-- To be done --
State the number of lines that contain the word "procesami", and add nothing else.

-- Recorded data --

################

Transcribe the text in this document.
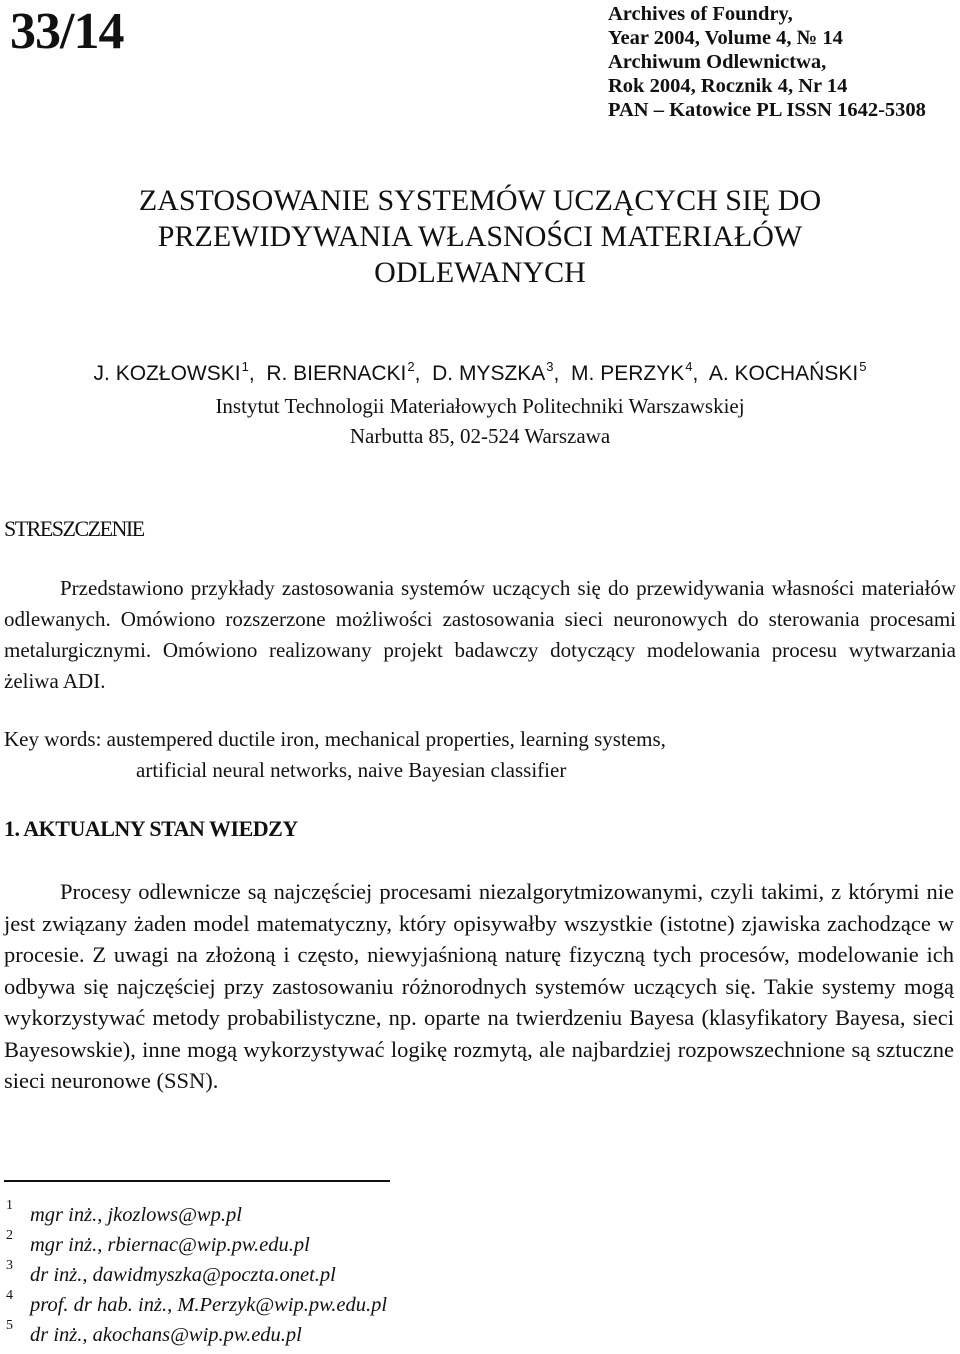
33/14	Archives of Foundry,
Year 2004, Volume 4, № 14
Archiwum Odlewnictwa,
Rok 2004, Rocznik 4, Nr 14
PAN – Katowice PL ISSN 1642-5308
ZASTOSOWANIE SYSTEMÓW UCZĄCYCH SIĘ DO
PRZEWIDYWANIA WŁASNOŚCI MATERIAŁÓW
ODLEWANYCH
J. KOZŁOWSKI$^1$,  R. BIERNACKI$^2$,  D. MYSZKA$^3$,  M. PERZYK$^4$,  A. KOCHAŃSKI$^5$
Instytut Technologii Materiałowych Politechniki Warszawskiej
Narbutta 85, 02-524 Warszawa
STRESZCZENIE

Przedstawiono przykłady zastosowania systemów uczących się do przewidywania własności materiałów odlewanych. Omówiono rozszerzone możliwości zastosowania sieci neuronowych do sterowania procesami metalurgicznymi. Omówiono realizowany projekt badawczy dotyczący modelowania procesu wytwarzania żeliwa ADI.

Key words: austempered ductile iron, mechanical properties, learning systems,
artificial neural networks, naive Bayesian classifier
1. AKTUALNY STAN WIEDZY

Procesy odlewnicze są najczęściej procesami niezalgorytmizowanymi, czyli takimi, z którymi nie jest związany żaden model matematyczny, który opisywałby wszystkie (istotne) zjawiska zachodzące w procesie. Z uwagi na złożoną i często, niewyjaśnioną naturę fizyczną tych procesów, modelowanie ich odbywa się najczęściej przy zastosowaniu różnorodnych systemów uczących się. Takie systemy mogą wykorzystywać metody probabilistyczne, np. oparte na twierdzeniu Bayesa (klasyfikatory Bayesa, sieci Bayesowskie), inne mogą wykorzystywać logikę rozmytą, ale najbardziej rozpowszechnione są sztuczne sieci neuronowe (SSN).

1 mgr inż., jkozlows@wp.pl
2 mgr inż., rbiernac@wip.pw.edu.pl
3 dr inż., dawidmyszka@poczta.onet.pl
4 prof. dr hab. inż., M.Perzyk@wip.pw.edu.pl
5 dr inż., akochans@wip.pw.edu.pl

################

-- Response --
2